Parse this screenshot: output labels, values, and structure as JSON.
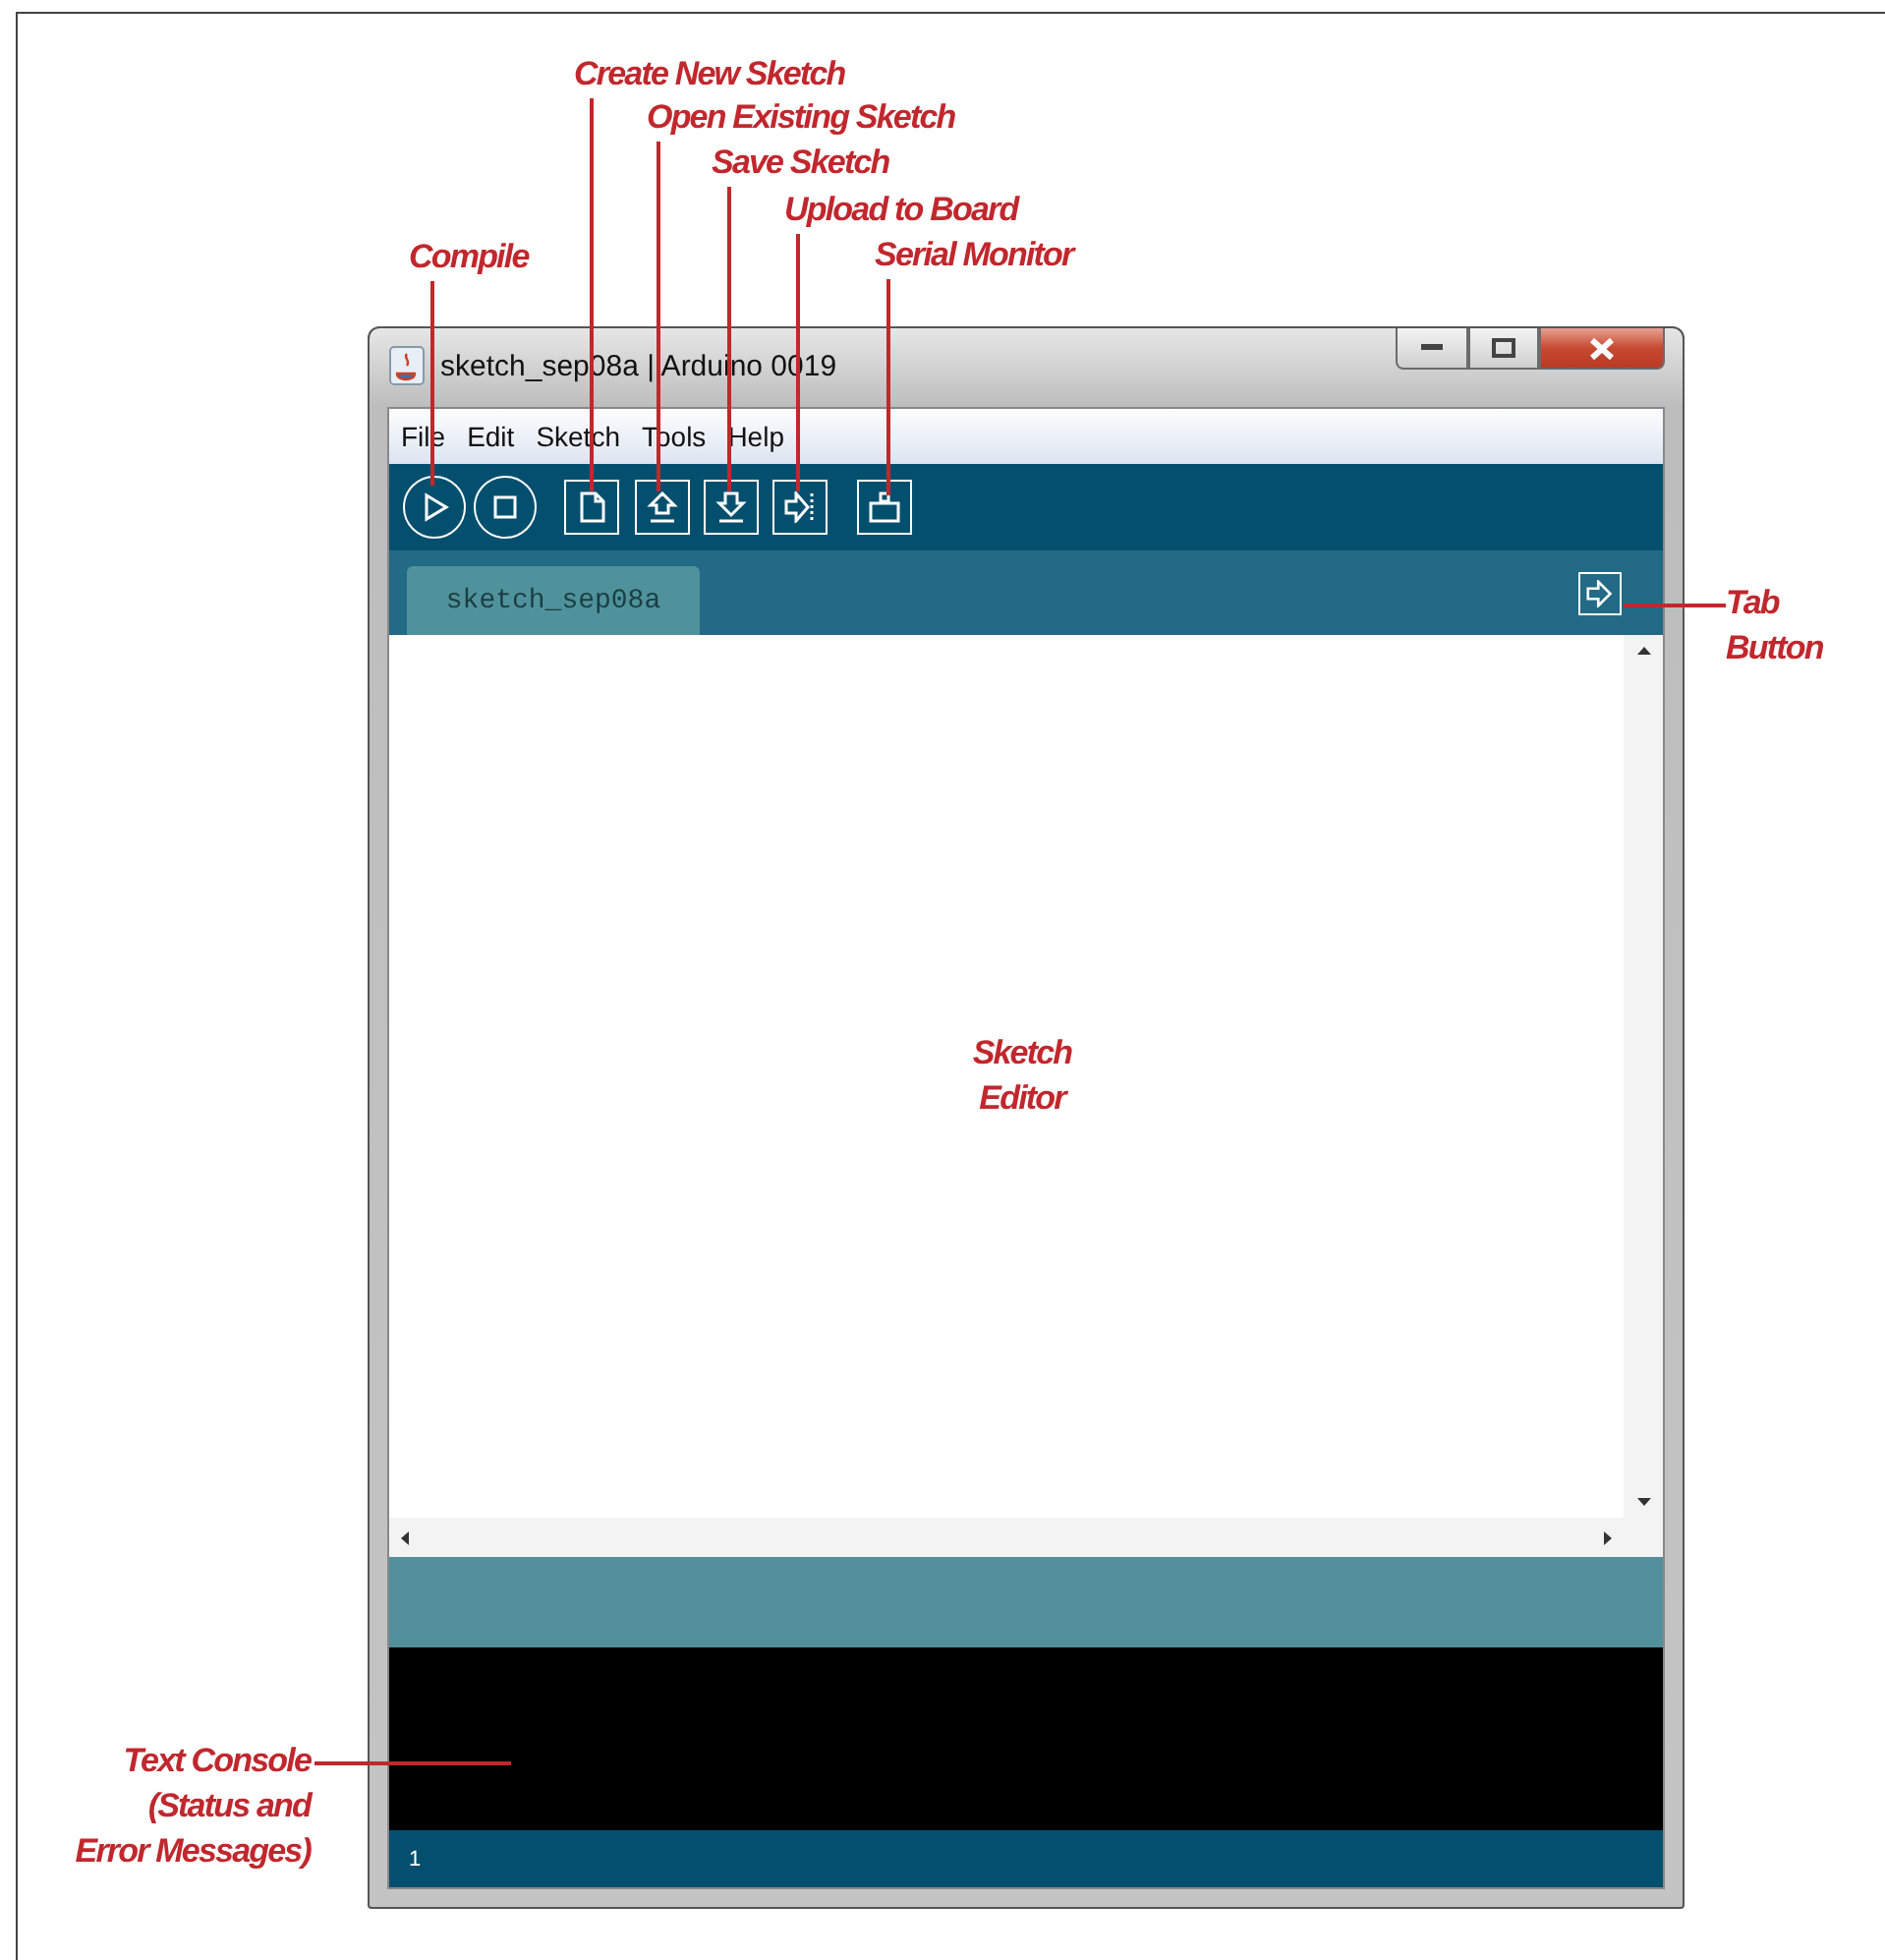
{
  "window": {
    "title": "sketch_sep08a | Arduino 0019"
  },
  "menu": [
    "File",
    "Edit",
    "Sketch",
    "Tools",
    "Help"
  ],
  "toolbar": [
    {
      "kind": "compile"
    },
    {
      "kind": "stop"
    },
    {
      "kind": "new"
    },
    {
      "kind": "open"
    },
    {
      "kind": "save"
    },
    {
      "kind": "upload"
    },
    {
      "kind": "serial"
    }
  ],
  "tabs": [
    {
      "label": "sketch_sep08a",
      "selected": true
    }
  ],
  "console": {
    "line_number": "1"
  },
  "callouts": [
    {
      "lines": [
        "Compile"
      ]
    },
    {
      "lines": [
        "Create New Sketch"
      ]
    },
    {
      "lines": [
        "Open Existing Sketch"
      ]
    },
    {
      "lines": [
        "Save Sketch"
      ]
    },
    {
      "lines": [
        "Upload to Board"
      ]
    },
    {
      "lines": [
        "Serial Monitor"
      ]
    },
    {
      "lines": [
        "Tab",
        "Button"
      ]
    },
    {
      "lines": [
        "Sketch",
        "Editor"
      ]
    },
    {
      "lines": [
        "Text Console",
        "(Status and",
        "Error Messages)"
      ]
    }
  ]
}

Task goal
Go through the records and pull out each line that includes the word "kind".

Solution to the problem
      "kind": "compile"
      "kind": "stop"
      "kind": "new"
      "kind": "open"
      "kind": "save"
      "kind": "upload"
      "kind": "serial"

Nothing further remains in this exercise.